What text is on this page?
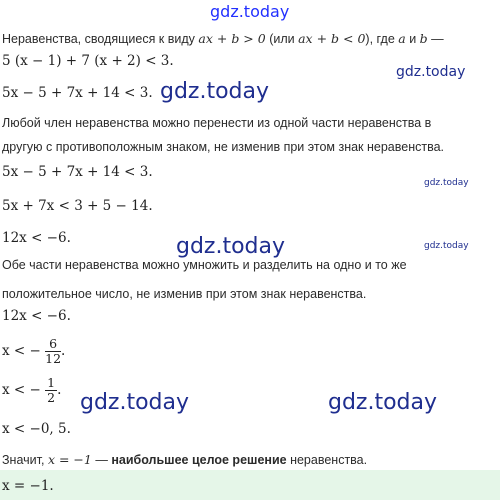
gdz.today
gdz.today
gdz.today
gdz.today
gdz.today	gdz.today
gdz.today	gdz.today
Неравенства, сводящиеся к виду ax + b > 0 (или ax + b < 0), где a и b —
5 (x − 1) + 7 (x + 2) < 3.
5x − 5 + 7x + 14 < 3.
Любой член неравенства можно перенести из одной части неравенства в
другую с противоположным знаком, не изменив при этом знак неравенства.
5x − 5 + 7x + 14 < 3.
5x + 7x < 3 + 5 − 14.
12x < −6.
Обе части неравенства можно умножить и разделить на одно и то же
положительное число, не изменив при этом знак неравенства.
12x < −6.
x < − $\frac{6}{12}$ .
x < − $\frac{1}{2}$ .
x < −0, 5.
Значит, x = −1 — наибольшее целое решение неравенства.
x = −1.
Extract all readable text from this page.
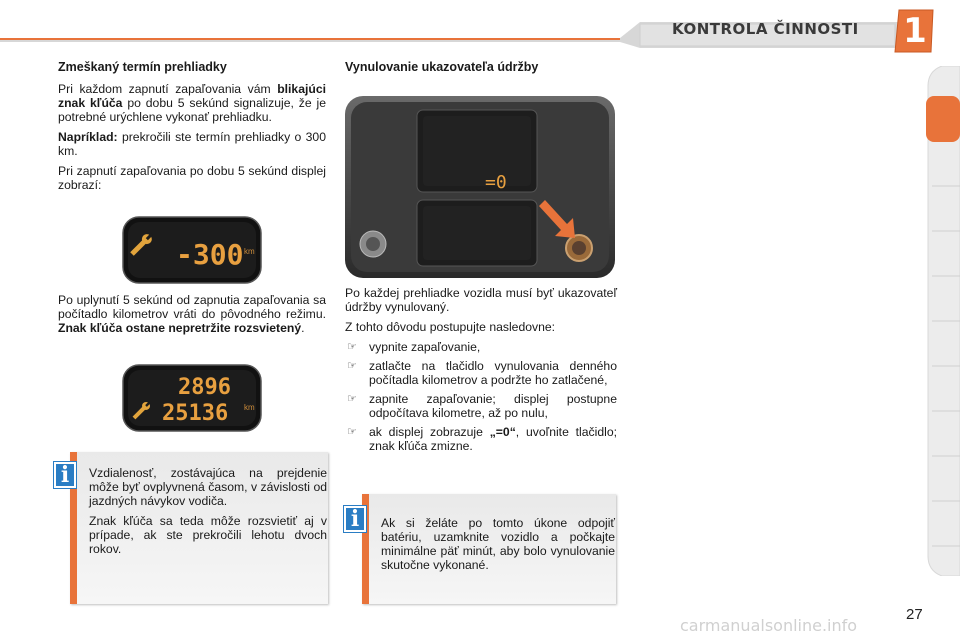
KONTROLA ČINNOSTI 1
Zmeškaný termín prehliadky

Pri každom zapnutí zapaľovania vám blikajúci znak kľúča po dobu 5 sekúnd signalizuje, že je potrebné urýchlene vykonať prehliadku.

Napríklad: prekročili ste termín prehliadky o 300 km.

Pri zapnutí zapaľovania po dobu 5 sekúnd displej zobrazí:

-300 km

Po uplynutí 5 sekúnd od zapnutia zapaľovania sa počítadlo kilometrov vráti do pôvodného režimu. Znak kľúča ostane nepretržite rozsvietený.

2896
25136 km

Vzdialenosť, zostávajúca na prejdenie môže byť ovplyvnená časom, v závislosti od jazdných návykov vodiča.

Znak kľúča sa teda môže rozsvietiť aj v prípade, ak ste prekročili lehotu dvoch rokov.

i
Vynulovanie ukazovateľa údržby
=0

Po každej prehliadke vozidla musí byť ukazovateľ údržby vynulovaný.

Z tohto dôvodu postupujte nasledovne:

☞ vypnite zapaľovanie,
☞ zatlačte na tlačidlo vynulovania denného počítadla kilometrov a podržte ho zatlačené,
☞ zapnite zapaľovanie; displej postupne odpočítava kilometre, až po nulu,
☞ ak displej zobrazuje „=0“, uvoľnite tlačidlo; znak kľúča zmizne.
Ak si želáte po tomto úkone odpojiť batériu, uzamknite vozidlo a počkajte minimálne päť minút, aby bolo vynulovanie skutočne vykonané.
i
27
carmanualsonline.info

...

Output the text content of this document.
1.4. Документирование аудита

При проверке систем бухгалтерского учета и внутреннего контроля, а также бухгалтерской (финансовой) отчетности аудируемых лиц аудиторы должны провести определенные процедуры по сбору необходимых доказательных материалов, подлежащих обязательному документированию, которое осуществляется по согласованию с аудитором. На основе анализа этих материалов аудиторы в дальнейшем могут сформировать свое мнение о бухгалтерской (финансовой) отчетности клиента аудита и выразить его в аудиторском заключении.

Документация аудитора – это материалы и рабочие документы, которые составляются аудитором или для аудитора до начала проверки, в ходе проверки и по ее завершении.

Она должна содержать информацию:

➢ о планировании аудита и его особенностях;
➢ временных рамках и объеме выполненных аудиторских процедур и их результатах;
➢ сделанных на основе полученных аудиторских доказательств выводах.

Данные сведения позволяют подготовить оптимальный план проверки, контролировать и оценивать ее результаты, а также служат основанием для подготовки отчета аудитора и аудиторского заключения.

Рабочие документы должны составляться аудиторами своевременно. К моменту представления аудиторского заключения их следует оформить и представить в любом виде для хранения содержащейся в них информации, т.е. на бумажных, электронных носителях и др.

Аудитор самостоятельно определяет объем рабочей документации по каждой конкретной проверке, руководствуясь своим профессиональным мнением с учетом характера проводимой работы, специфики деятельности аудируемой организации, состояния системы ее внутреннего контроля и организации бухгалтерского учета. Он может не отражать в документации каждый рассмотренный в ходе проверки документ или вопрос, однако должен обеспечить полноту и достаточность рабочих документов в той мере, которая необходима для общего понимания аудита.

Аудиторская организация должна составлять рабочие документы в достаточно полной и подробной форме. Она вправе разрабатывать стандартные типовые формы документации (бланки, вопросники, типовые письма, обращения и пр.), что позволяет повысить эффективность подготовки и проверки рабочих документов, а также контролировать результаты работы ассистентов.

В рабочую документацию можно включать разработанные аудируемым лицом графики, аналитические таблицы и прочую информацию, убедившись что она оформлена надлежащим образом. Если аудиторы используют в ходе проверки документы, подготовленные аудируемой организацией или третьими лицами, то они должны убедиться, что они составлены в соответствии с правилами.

--

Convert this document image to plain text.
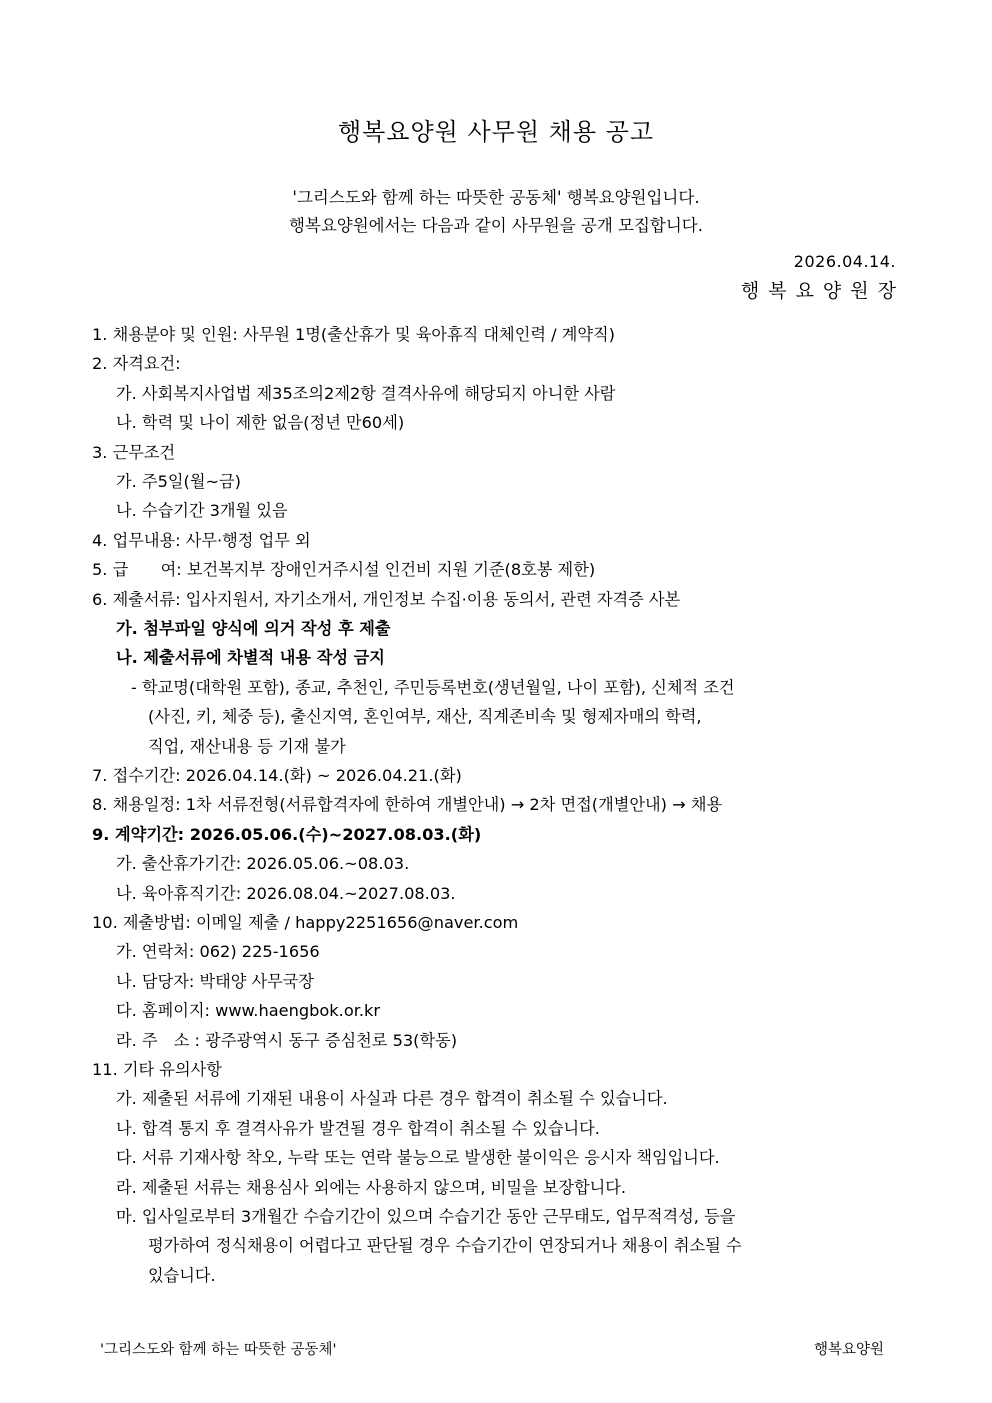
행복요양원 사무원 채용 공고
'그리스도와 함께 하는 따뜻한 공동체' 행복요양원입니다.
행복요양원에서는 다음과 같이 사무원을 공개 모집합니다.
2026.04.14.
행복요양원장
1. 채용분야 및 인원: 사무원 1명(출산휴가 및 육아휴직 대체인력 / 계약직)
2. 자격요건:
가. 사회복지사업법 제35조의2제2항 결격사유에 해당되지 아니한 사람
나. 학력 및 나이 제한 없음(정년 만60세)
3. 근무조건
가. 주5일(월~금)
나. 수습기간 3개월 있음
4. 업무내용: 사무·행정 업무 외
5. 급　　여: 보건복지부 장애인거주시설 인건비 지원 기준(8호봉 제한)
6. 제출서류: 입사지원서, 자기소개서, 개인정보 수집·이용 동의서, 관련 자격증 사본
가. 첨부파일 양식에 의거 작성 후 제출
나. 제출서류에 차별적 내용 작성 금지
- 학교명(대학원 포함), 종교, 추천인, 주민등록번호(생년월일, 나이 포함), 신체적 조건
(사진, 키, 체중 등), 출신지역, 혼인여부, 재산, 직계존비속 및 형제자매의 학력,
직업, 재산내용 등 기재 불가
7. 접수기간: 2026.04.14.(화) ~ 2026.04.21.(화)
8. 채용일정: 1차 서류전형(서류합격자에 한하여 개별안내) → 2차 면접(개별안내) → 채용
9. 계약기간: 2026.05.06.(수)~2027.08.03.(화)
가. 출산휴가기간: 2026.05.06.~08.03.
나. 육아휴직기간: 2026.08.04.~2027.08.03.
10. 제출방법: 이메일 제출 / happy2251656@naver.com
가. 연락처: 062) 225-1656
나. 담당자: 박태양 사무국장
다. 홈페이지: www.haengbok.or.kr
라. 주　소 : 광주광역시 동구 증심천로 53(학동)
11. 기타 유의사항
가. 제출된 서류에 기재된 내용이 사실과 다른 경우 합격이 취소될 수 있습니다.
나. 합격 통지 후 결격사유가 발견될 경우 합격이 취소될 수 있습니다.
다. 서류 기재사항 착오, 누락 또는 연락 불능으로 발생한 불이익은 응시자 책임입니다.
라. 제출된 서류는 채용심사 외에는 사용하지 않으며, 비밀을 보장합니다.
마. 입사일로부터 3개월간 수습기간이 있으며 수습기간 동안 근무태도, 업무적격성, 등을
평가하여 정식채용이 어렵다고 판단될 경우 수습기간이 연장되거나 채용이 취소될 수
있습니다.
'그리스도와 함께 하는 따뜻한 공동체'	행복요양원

◆ **SET EXERCISE**:
Identify and extract each line of the listing that contains "контролировать".

◆ **REPLY TO THE TASK**:
Данные сведения позволяют подготовить оптимальный план проверки, контролировать и оценивать ее результаты, а также служат основанием для подготовки отчета аудитора и аудиторского заключения.
Аудиторская организация должна составлять рабочие документы в достаточно полной и подробной форме. Она вправе разрабатывать стандартные типовые формы документации (бланки, вопросники, типовые письма, обращения и пр.), что позволяет повысить эффективность подготовки и проверки рабочих документов, а также контролировать результаты работы ассистентов.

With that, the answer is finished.